Written problem: Look through the data below and work out how many lines contain the string "there". Give the number alone.

Source data:

--*--

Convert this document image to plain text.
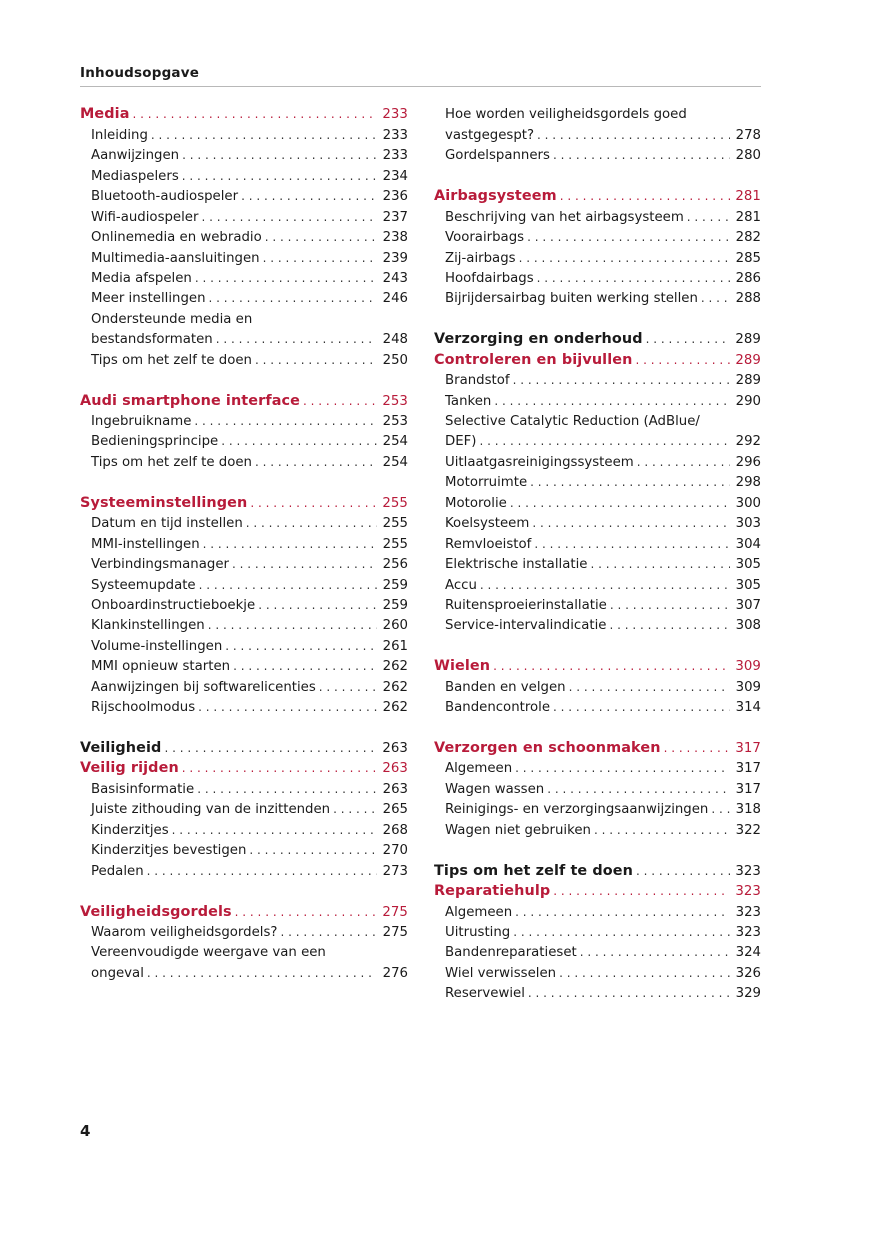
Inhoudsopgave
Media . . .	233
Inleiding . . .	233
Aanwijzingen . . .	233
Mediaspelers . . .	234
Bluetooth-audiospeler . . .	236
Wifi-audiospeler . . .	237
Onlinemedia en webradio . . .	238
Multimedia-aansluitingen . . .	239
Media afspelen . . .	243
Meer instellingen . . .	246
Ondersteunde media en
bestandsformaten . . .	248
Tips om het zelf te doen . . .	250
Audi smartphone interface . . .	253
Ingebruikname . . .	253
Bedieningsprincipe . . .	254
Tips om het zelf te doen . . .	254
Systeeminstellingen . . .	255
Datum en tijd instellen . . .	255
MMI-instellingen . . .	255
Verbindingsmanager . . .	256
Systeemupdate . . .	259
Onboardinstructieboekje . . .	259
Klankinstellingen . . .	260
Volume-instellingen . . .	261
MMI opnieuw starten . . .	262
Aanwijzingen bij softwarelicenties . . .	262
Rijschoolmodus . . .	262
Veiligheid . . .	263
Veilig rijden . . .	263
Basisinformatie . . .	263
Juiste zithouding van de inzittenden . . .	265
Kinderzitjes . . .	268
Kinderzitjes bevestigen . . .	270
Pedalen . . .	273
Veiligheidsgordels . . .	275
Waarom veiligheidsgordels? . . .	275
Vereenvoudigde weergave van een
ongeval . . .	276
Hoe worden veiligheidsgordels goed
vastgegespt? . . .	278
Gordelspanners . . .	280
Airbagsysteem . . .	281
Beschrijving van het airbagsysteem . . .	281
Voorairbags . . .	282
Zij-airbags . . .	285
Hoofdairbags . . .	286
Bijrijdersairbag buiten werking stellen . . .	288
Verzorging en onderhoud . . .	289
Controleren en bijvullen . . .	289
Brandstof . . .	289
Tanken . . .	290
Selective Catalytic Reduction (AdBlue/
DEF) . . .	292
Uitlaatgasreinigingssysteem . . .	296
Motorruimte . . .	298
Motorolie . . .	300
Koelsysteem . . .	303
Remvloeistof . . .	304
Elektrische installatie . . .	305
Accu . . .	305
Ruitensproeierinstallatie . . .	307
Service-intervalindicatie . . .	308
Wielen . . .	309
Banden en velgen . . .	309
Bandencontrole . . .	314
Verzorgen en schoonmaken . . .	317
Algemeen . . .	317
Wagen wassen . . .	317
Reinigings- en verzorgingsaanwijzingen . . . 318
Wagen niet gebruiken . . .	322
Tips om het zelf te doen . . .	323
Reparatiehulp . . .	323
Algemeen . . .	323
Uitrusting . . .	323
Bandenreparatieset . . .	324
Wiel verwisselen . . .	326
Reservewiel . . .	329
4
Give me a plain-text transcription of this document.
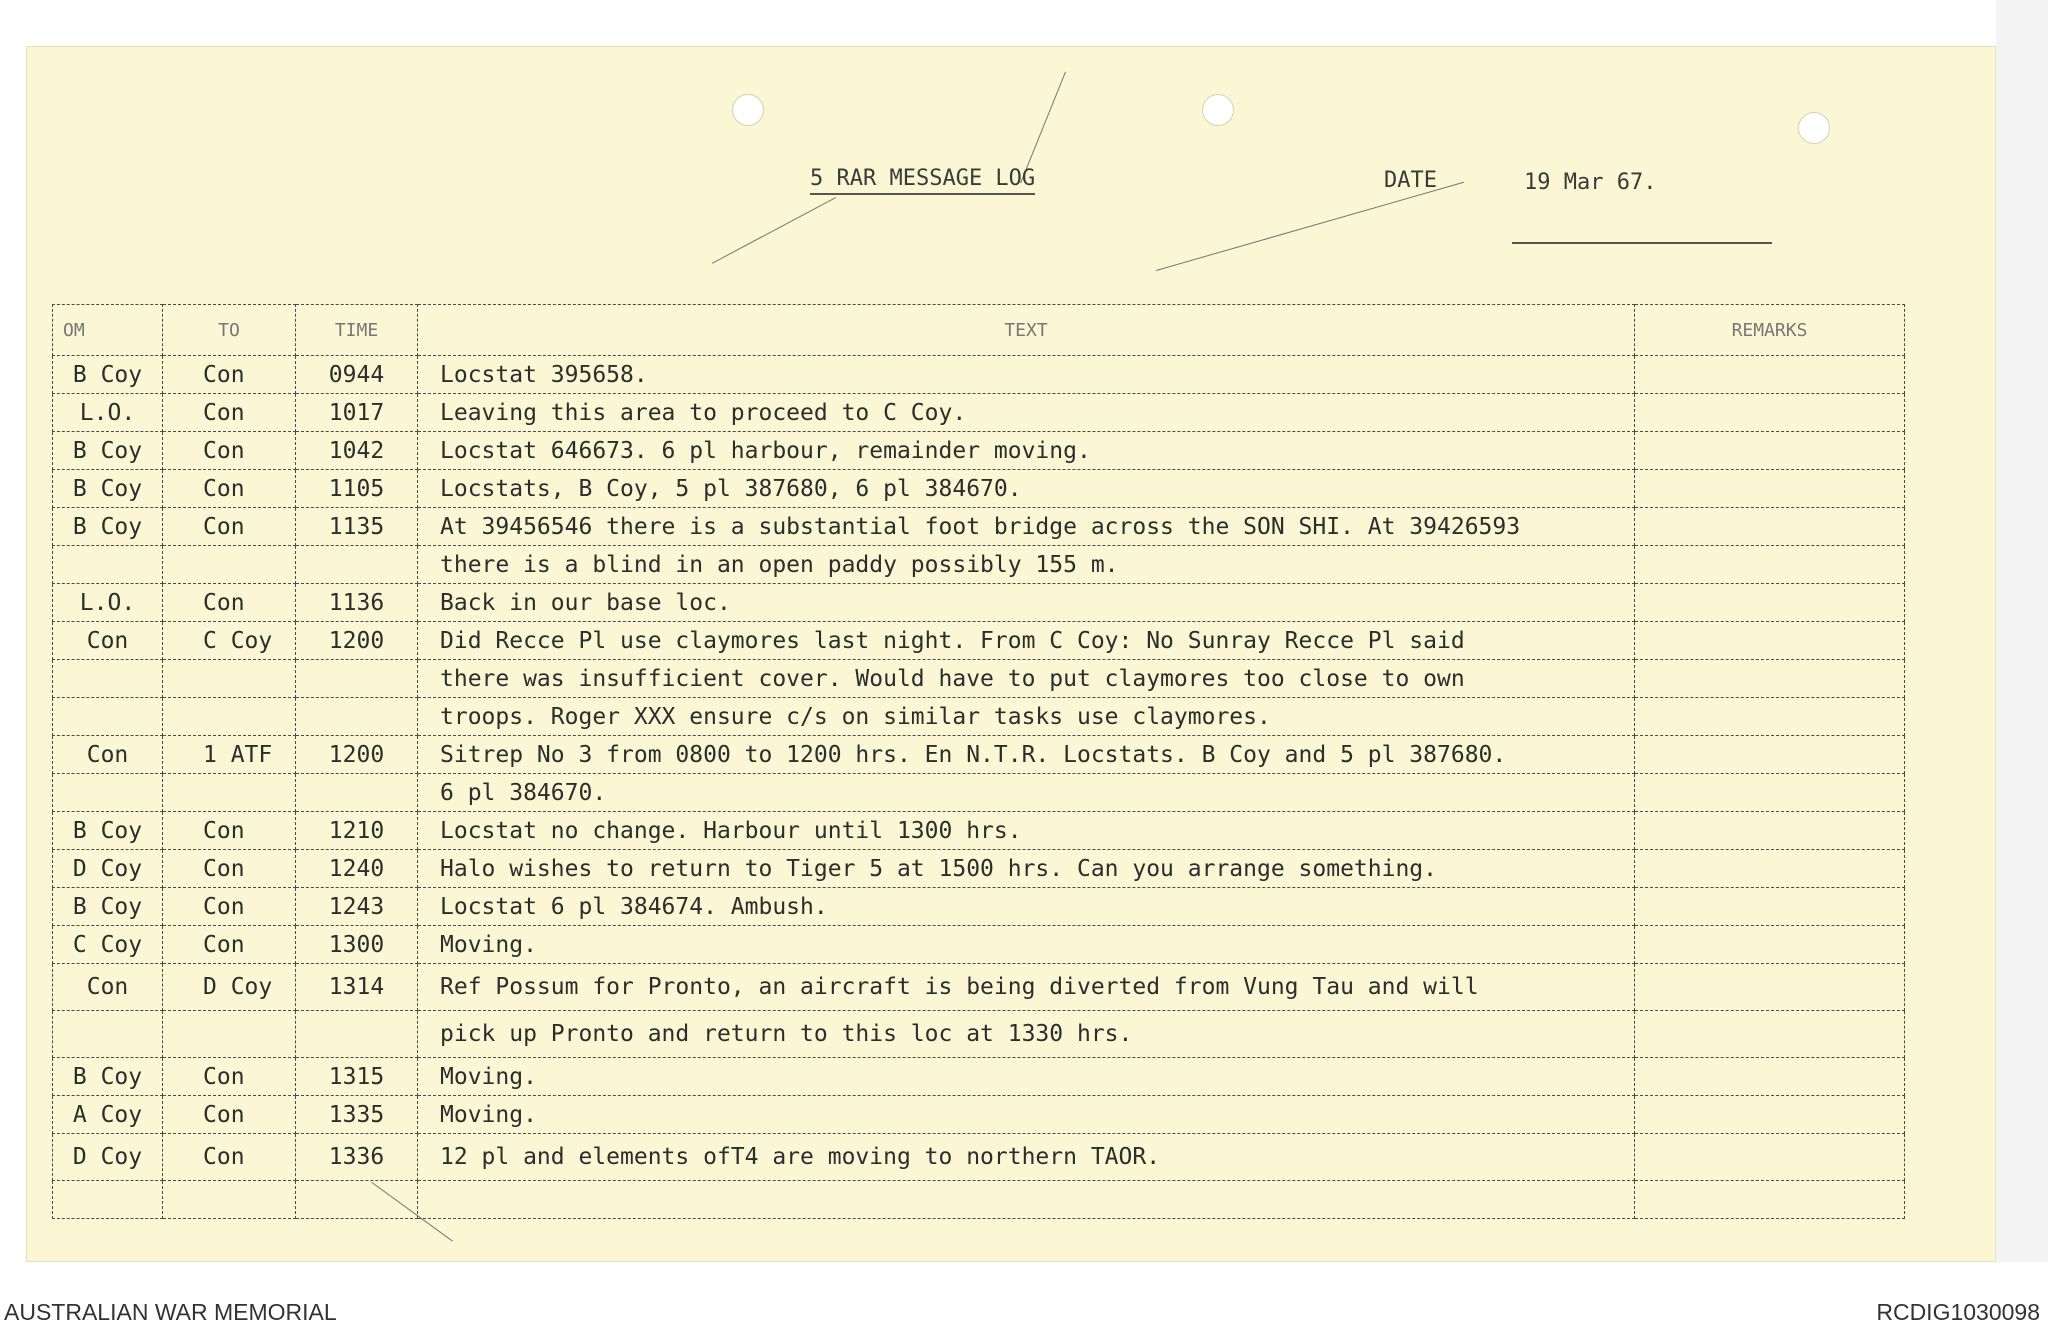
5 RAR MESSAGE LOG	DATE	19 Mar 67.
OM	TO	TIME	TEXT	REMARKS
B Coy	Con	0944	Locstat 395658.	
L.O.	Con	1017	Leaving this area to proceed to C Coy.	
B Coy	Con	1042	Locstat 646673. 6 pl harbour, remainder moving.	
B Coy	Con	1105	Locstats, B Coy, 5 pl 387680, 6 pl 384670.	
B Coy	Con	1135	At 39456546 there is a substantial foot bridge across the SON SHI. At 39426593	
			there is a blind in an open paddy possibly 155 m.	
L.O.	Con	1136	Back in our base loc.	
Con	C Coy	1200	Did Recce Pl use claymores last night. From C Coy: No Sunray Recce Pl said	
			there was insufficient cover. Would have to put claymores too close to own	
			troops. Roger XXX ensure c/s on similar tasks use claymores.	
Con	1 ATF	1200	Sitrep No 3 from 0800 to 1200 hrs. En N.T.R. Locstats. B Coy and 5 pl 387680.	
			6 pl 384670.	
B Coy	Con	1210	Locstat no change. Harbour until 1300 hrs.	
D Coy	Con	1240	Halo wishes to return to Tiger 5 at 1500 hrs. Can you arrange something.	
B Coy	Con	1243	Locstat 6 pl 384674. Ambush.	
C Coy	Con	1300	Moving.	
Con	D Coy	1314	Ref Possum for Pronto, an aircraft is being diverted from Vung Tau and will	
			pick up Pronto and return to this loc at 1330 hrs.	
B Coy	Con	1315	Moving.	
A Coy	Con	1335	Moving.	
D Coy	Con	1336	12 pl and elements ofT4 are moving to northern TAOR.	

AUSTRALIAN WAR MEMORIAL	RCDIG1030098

--*--

Exercise solution: 3